- [WHAT NEEDS TO BE DONE]: The records underneath are to be repeated exactly, with the pictures left out.

- [DATA PROVIDED]:
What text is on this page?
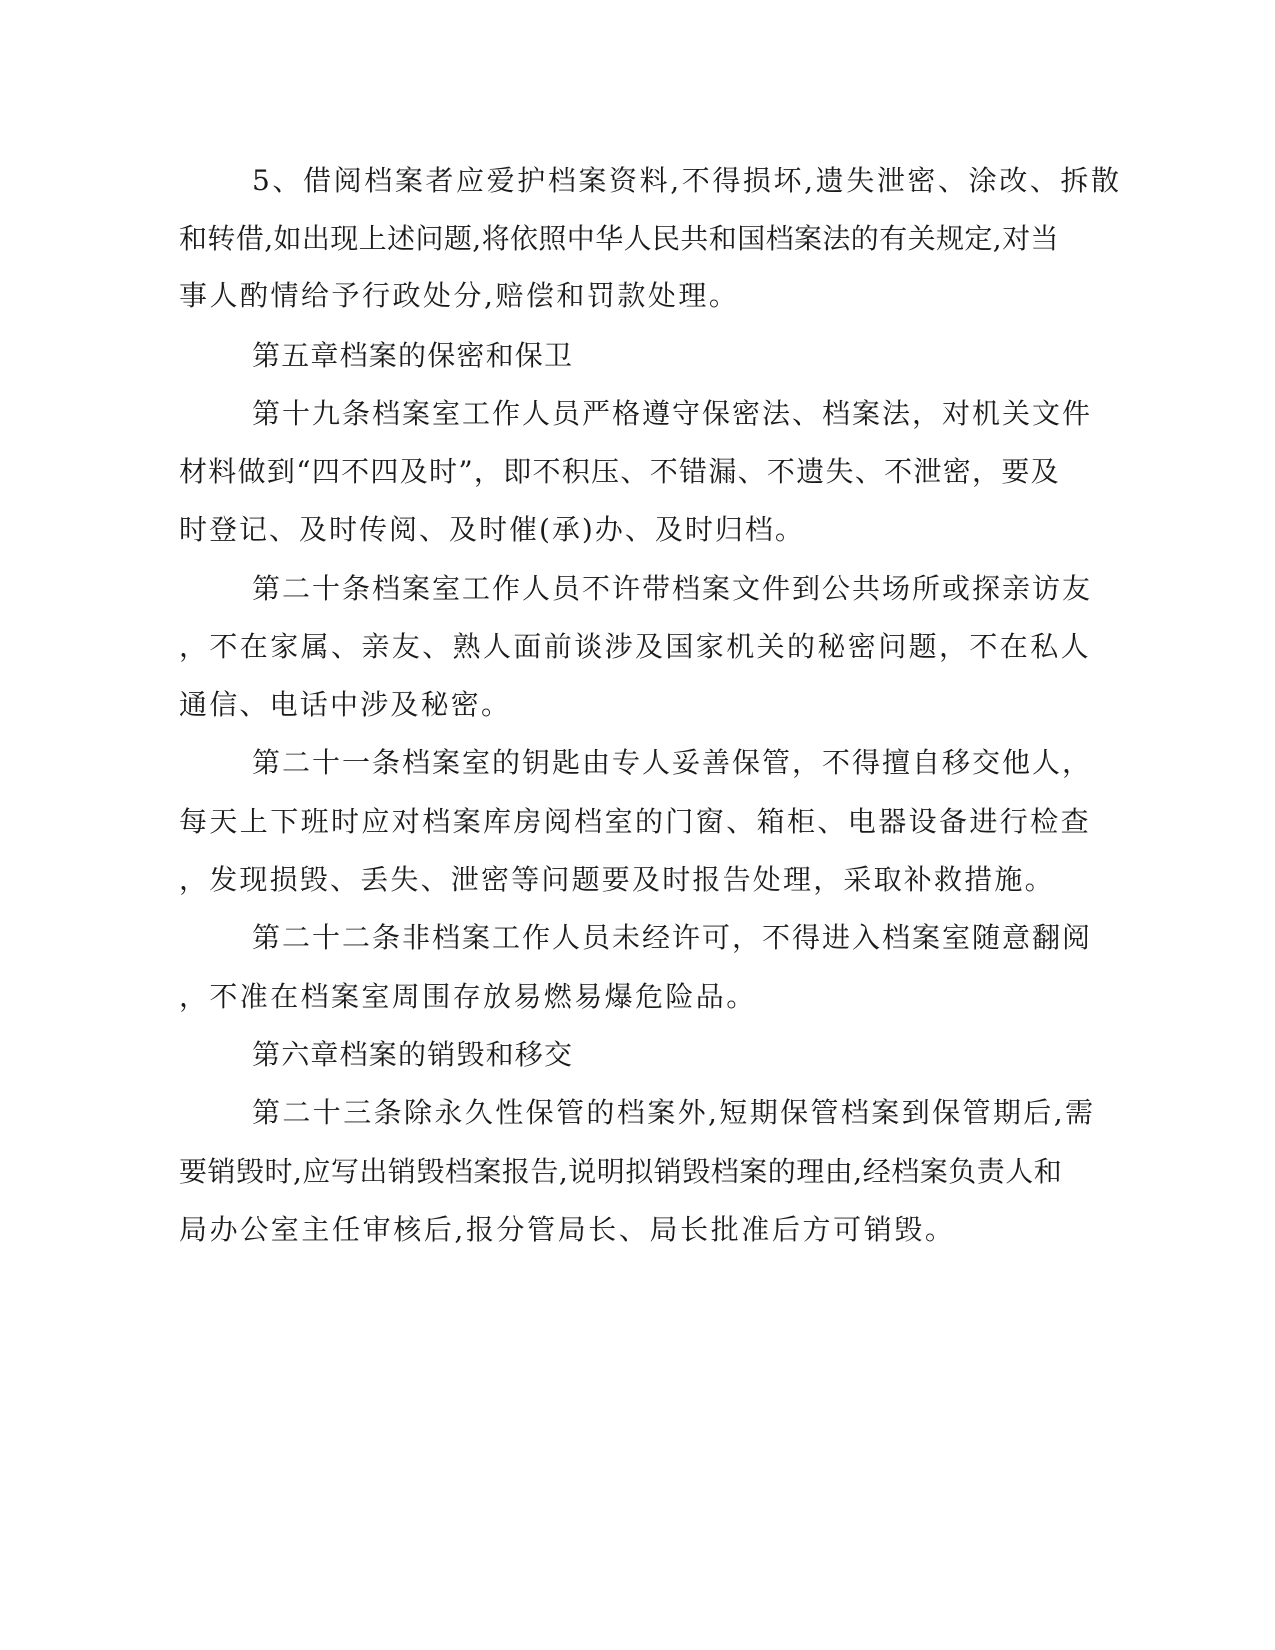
5、借阅档案者应爱护档案资料,不得损坏,遗失泄密、涂改、拆散

和转借,如出现上述问题,将依照中华人民共和国档案法的有关规定,对当

事人酌情给予行政处分,赔偿和罚款处理。

第五章档案的保密和保卫

第十九条档案室工作人员严格遵守保密法、档案法，对机关文件

材料做到“四不四及时”，即不积压、不错漏、不遗失、不泄密，要及

时登记、及时传阅、及时催(承)办、及时归档。

第二十条档案室工作人员不许带档案文件到公共场所或探亲访友

，不在家属、亲友、熟人面前谈涉及国家机关的秘密问题，不在私人

通信、电话中涉及秘密。

第二十一条档案室的钥匙由专人妥善保管，不得擅自移交他人，

每天上下班时应对档案库房阅档室的门窗、箱柜、电器设备进行检查

，发现损毁、丢失、泄密等问题要及时报告处理，采取补救措施。

第二十二条非档案工作人员未经许可，不得进入档案室随意翻阅

，不准在档案室周围存放易燃易爆危险品。

第六章档案的销毁和移交

第二十三条除永久性保管的档案外,短期保管档案到保管期后,需

要销毁时,应写出销毁档案报告,说明拟销毁档案的理由,经档案负责人和

局办公室主任审核后,报分管局长、局长批准后方可销毁。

- [RESULT OF THIS TASK]:
What text is on this page?
5、借阅档案者应爱护档案资料,不得损坏,遗失泄密、涂改、拆散

和转借,如出现上述问题,将依照中华人民共和国档案法的有关规定,对当

事人酌情给予行政处分,赔偿和罚款处理。

第五章档案的保密和保卫

第十九条档案室工作人员严格遵守保密法、档案法，对机关文件

材料做到“四不四及时”，即不积压、不错漏、不遗失、不泄密，要及

时登记、及时传阅、及时催(承)办、及时归档。

第二十条档案室工作人员不许带档案文件到公共场所或探亲访友

，不在家属、亲友、熟人面前谈涉及国家机关的秘密问题，不在私人

通信、电话中涉及秘密。

第二十一条档案室的钥匙由专人妥善保管，不得擅自移交他人，

每天上下班时应对档案库房阅档室的门窗、箱柜、电器设备进行检查

，发现损毁、丢失、泄密等问题要及时报告处理，采取补救措施。

第二十二条非档案工作人员未经许可，不得进入档案室随意翻阅

，不准在档案室周围存放易燃易爆危险品。

第六章档案的销毁和移交

第二十三条除永久性保管的档案外,短期保管档案到保管期后,需

要销毁时,应写出销毁档案报告,说明拟销毁档案的理由,经档案负责人和

局办公室主任审核后,报分管局长、局长批准后方可销毁。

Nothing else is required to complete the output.